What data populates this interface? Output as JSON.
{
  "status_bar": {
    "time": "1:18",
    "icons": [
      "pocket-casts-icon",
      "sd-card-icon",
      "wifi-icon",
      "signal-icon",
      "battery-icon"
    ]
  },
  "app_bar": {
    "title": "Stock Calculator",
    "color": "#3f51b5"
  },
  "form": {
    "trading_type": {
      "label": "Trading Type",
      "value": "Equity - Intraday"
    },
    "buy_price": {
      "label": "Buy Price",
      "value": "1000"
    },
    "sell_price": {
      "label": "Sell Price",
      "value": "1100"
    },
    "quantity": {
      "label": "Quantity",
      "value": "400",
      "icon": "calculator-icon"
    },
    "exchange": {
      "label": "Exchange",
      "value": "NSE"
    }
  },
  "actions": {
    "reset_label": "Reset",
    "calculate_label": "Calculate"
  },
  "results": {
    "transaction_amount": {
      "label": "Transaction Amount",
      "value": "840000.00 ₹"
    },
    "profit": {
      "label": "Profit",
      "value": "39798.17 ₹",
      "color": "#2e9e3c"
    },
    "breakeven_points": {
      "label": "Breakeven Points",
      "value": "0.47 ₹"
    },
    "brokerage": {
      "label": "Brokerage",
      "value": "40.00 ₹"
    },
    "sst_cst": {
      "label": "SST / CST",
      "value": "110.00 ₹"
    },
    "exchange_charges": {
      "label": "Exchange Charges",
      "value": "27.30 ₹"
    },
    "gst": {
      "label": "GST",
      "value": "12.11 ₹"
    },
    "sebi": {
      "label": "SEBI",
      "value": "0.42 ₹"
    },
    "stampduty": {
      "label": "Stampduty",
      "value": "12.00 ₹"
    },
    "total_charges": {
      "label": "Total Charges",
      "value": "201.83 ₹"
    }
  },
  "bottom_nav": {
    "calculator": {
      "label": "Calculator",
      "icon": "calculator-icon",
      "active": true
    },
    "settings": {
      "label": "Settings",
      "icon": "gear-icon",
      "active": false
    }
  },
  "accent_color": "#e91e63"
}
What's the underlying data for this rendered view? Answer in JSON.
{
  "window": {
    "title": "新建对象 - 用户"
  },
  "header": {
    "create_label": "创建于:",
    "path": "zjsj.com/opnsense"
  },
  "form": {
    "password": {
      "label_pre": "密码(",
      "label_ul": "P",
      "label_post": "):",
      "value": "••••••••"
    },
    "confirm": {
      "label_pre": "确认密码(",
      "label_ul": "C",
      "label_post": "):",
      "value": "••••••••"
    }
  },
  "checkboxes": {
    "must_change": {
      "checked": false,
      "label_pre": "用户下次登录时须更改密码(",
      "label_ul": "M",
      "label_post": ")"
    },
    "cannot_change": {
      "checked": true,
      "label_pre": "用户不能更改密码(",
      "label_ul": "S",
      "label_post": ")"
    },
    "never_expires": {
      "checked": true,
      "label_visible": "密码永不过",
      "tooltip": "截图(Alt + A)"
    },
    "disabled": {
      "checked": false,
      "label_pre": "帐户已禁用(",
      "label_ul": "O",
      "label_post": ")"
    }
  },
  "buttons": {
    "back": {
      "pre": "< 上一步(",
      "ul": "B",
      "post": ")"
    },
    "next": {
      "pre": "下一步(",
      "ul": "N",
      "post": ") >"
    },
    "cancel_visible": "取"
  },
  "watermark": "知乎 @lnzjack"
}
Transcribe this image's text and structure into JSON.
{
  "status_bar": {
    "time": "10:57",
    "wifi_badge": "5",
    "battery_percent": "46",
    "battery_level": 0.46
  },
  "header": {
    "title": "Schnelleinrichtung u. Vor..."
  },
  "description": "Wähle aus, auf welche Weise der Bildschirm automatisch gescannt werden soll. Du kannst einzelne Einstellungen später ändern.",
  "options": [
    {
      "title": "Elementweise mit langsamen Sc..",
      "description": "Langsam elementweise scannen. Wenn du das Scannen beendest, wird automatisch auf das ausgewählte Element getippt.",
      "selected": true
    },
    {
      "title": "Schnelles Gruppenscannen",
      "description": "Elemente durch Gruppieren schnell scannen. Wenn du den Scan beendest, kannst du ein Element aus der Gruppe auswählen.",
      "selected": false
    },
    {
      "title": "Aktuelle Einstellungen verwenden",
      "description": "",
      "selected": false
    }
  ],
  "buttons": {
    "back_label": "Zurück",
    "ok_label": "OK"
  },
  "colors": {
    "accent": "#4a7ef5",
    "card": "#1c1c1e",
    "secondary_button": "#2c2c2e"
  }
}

Task description:
Where a line in the material above holds "What", copy that line.

Task output:
What data populates this interface? Output as JSON.
What's the underlying data for this rendered view? Answer in JSON.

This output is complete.